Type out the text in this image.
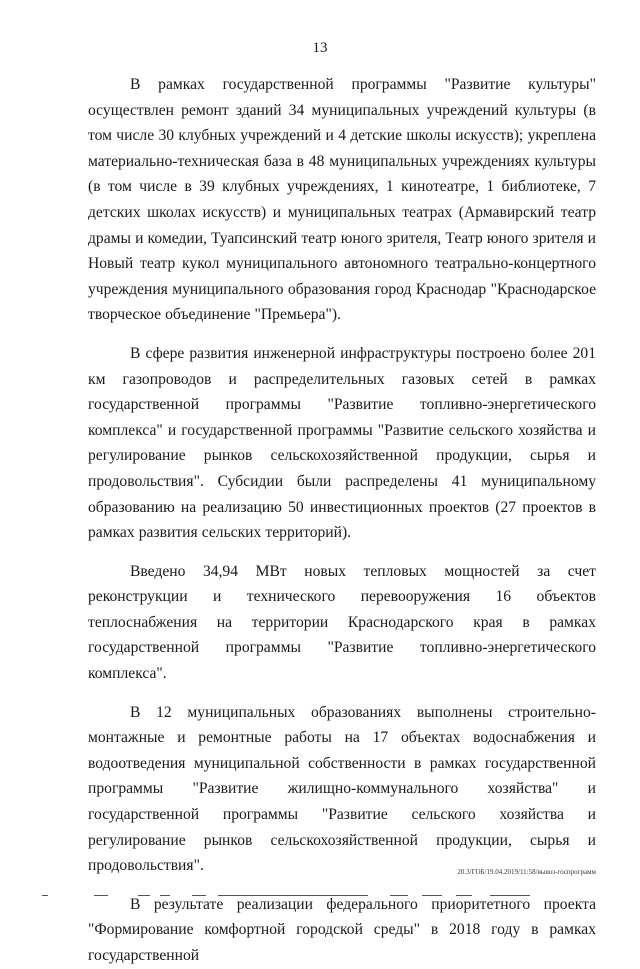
13

В рамках государственной программы "Развитие культуры" осуществлен ремонт зданий 34 муниципальных учреждений культуры (в том числе 30 клубных учреждений и 4 детские школы искусств); укреплена материально-техническая база в 48 муниципальных учреждениях культуры (в том числе в 39 клубных учреждениях, 1 кинотеатре, 1 библиотеке, 7 детских школах искусств) и муниципальных театрах (Армавирский театр драмы и комедии, Туапсинский театр юного зрителя, Театр юного зрителя и Новый театр кукол муниципального автономного театрально-концертного учреждения муниципального образования город Краснодар "Краснодарское творческое объединение "Премьера").

В сфере развития инженерной инфраструктуры построено более 201 км газопроводов и распределительных газовых сетей в рамках государственной программы "Развитие топливно-энергетического комплекса" и государственной программы "Развитие сельского хозяйства и регулирование рынков сельскохозяйственной продукции, сырья и продовольствия". Субсидии были распределены 41 муниципальному образованию на реализацию 50 инвестиционных проектов (27 проектов в рамках развития сельских территорий).

Введено 34,94 МВт новых тепловых мощностей за счет реконструкции и технического перевооружения 16 объектов теплоснабжения на территории Краснодарского края в рамках государственной программы "Развитие топливно-энергетического комплекса".

В 12 муниципальных образованиях выполнены строительно-монтажные и ремонтные работы на 17 объектах водоснабжения и водоотведения муниципальной собственности в рамках государственной программы "Развитие жилищно-коммунального хозяйства" и государственной программы "Развитие сельского хозяйства и регулирование рынков сельскохозяйственной продукции, сырья и продовольствия".

В результате реализации федерального приоритетного проекта "Формирование комфортной городской среды" в 2018 году в рамках государственной

20.3/ГОБ/19.04.2019/11:58/вывоз-госпрограмм
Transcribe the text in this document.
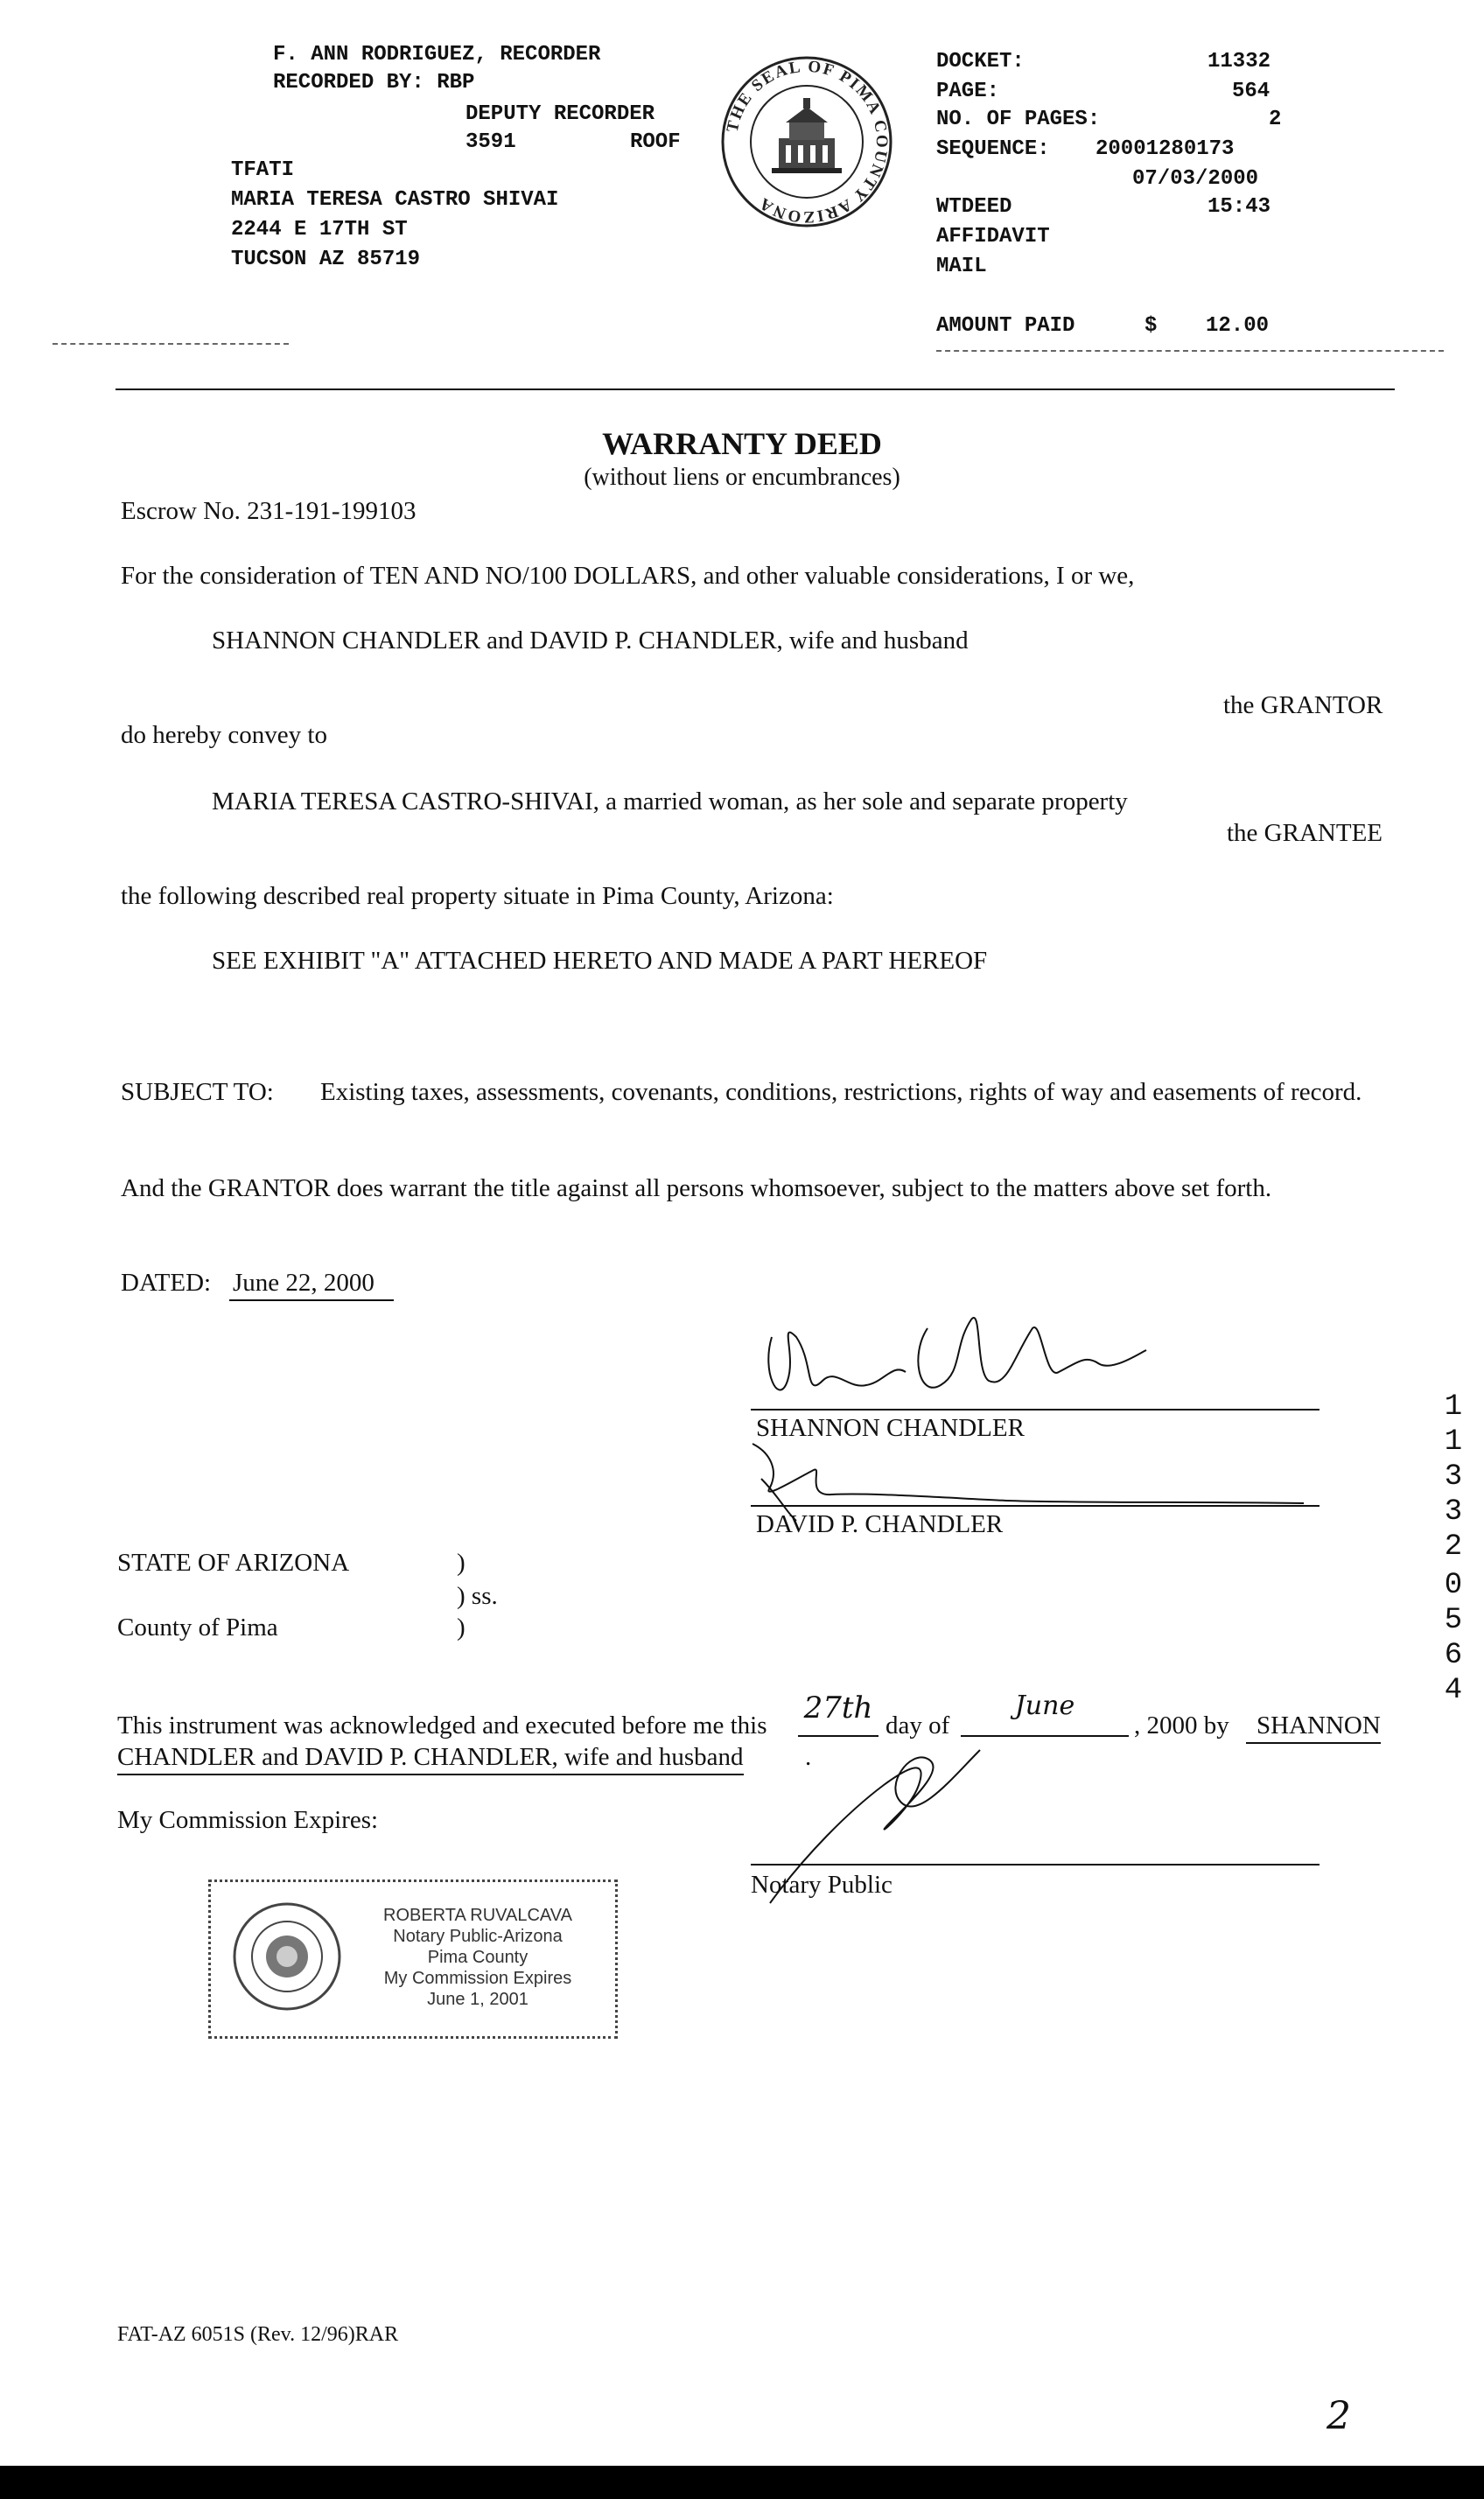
F. ANN RODRIGUEZ, RECORDER
RECORDED BY: RBP
DEPUTY RECORDER
3591	ROOF
TFATI
MARIA TERESA CASTRO SHIVAI
2244 E 17TH ST
TUCSON AZ 85719
THE SEAL OF PIMA COUNTY ARIZONA
DOCKET:	11332
PAGE:	564
NO. OF PAGES:	2
SEQUENCE: 20001280173
07/03/2000
WTDEED	15:43
AFFIDAVIT
MAIL
AMOUNT PAID	$ 12.00
WARRANTY DEED
(without liens or encumbrances)
Escrow No. 231-191-199103
For the consideration of TEN AND NO/100 DOLLARS, and other valuable considerations, I or we,
SHANNON CHANDLER and DAVID P. CHANDLER, wife and husband
the GRANTOR
do hereby convey to
MARIA TERESA CASTRO-SHIVAI, a married woman, as her sole and separate property
the GRANTEE
the following described real property situate in Pima County, Arizona:
SEE EXHIBIT "A" ATTACHED HERETO AND MADE A PART HEREOF
SUBJECT TO: Existing taxes, assessments, covenants, conditions, restrictions, rights of way and easements of record.
And the GRANTOR does warrant the title against all persons whomsoever, subject to the matters above set forth.
DATED: June 22, 2000
SHANNON CHANDLER
DAVID P. CHANDLER
1
1
3
3
2
0
5
6
4
STATE OF ARIZONA	)
) ss.
County of Pima	)
This instrument was acknowledged and executed before me this 27th day of
June
, 2000 by	SHANNON
CHANDLER and DAVID P. CHANDLER, wife and husband .
My Commission Expires:
Notary Public
ROBERTA RUVALCAVA
Notary Public-Arizona
Pima County
My Commission Expires
June 1, 2001
FAT-AZ 6051S (Rev. 12/96)RAR
2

______________________________

- INSTRUCTIONS FOR THE TASK: Report back each line of the entries that holds the string "сельскохозяйственной".

- SOLUTION FOR THIS EXERCISE:
В сфере развития инженерной инфраструктуры построено более 201 км газопроводов и распределительных газовых сетей в рамках государственной программы "Развитие топливно-энергетического комплекса" и государственной программы "Развитие сельского хозяйства и регулирование рынков сельскохозяйственной продукции, сырья и продовольствия". Субсидии были распределены 41 муниципальному образованию на реализацию 50 инвестиционных проектов (27 проектов в рамках развития сельских территорий).
В 12 муниципальных образованиях выполнены строительно-монтажные и ремонтные работы на 17 объектах водоснабжения и водоотведения муниципальной собственности в рамках государственной программы "Развитие жилищно-коммунального хозяйства" и государственной программы "Развитие сельского хозяйства и регулирование рынков сельскохозяйственной продукции, сырья и продовольствия".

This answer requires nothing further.